What is needed:
Pick out each line in these entries that contains the string "simulator".
start Rows
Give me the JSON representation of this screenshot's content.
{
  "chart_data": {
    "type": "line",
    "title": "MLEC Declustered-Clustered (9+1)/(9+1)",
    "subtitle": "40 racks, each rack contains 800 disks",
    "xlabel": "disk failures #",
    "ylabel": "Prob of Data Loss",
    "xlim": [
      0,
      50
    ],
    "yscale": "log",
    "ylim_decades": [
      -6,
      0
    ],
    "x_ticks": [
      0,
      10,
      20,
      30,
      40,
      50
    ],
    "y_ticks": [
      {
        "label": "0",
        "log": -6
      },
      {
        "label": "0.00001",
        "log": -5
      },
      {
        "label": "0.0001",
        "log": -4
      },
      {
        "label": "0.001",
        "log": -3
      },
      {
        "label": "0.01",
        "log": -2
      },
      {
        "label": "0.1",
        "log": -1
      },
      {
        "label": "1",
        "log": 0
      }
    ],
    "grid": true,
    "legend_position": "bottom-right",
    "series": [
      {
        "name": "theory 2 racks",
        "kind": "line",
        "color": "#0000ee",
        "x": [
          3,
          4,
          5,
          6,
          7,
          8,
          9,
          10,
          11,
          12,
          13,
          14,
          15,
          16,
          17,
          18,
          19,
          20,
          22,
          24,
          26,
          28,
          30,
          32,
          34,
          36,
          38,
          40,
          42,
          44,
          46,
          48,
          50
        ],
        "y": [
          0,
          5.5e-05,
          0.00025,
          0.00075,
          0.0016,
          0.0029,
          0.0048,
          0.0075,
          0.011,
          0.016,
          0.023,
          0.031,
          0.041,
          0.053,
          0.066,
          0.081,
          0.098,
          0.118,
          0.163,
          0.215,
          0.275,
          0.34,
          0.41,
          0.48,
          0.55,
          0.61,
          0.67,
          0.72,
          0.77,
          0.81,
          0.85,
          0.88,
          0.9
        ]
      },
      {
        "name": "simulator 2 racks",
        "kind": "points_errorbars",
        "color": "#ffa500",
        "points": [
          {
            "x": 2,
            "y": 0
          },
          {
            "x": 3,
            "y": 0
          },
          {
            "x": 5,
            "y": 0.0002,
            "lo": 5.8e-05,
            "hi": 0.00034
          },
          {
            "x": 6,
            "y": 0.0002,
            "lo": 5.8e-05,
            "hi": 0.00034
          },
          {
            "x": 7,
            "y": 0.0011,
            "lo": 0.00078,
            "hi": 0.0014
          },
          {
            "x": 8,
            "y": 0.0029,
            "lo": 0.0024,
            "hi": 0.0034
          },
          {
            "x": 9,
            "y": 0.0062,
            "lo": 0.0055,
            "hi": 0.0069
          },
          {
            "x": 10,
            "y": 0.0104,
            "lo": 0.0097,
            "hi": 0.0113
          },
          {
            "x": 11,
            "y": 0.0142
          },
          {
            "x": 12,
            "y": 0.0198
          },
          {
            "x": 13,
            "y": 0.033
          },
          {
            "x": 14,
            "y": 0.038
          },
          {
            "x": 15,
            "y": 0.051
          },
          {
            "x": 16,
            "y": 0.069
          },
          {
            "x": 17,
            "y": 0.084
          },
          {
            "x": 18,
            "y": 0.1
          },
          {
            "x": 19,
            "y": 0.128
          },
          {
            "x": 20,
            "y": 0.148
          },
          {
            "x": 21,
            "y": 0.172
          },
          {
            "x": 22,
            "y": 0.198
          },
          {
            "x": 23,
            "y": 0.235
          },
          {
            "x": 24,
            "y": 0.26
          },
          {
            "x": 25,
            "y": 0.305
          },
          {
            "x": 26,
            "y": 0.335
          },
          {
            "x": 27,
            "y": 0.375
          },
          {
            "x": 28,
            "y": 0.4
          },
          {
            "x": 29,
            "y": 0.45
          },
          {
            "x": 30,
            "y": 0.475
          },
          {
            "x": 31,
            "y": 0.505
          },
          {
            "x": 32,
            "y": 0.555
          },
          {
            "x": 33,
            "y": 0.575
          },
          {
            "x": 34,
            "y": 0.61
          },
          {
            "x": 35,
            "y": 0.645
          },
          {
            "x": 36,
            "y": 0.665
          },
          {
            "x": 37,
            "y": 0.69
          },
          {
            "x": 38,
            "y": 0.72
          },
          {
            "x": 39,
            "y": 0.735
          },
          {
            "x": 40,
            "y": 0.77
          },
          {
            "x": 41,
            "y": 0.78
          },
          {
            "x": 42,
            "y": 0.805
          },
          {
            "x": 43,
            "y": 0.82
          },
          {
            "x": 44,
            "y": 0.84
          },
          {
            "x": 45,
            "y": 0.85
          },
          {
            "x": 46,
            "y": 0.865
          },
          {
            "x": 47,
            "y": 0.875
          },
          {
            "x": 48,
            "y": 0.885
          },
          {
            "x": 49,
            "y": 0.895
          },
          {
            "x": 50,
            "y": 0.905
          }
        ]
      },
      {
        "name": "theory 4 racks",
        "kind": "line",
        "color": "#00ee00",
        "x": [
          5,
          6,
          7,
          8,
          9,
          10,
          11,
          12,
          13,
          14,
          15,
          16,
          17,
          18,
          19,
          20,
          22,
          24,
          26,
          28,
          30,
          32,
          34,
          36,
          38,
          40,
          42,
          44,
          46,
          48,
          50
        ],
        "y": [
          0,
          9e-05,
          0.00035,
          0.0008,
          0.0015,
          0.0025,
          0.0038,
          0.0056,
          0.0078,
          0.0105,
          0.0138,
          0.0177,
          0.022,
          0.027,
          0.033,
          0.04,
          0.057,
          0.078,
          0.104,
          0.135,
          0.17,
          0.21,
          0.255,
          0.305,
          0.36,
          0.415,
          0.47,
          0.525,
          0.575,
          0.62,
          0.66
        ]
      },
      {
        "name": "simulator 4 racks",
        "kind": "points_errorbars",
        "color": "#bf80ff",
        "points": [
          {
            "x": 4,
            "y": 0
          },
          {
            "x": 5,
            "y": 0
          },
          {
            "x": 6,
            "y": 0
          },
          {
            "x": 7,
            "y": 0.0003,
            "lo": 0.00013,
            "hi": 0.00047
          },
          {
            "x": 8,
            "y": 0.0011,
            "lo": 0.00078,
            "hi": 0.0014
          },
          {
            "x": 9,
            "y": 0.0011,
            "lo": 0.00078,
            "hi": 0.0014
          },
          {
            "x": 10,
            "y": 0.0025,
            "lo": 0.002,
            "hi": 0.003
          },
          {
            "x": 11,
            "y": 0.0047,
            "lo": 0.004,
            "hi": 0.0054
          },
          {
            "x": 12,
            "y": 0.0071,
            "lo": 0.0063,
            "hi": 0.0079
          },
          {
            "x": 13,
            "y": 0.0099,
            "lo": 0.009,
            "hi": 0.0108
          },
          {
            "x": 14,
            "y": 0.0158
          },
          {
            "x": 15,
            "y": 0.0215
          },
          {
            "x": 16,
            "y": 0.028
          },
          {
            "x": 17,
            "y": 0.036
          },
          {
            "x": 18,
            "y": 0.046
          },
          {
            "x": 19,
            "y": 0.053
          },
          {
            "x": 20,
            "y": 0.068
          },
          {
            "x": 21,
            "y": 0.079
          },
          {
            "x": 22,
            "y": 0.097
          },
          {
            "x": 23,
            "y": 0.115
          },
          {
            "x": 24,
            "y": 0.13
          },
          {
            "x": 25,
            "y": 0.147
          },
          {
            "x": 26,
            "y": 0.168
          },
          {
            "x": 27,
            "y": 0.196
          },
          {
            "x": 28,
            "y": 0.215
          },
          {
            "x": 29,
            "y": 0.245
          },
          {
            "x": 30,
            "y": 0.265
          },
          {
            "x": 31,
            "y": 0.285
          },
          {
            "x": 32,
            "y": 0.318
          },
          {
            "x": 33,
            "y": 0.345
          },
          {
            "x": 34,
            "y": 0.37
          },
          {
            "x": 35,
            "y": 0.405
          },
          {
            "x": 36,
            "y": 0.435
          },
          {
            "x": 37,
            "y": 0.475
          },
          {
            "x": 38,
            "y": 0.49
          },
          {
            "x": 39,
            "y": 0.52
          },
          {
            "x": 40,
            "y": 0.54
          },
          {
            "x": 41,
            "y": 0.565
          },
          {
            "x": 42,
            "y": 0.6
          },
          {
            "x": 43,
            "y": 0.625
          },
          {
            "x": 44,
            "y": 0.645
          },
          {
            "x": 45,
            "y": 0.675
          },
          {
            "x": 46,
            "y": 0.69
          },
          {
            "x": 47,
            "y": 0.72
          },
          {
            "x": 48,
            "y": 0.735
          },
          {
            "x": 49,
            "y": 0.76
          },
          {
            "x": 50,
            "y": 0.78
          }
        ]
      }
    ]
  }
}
end Rows
Output of the exercise:
        "name": "simulator 2 racks",
        "name": "simulator 4 racks",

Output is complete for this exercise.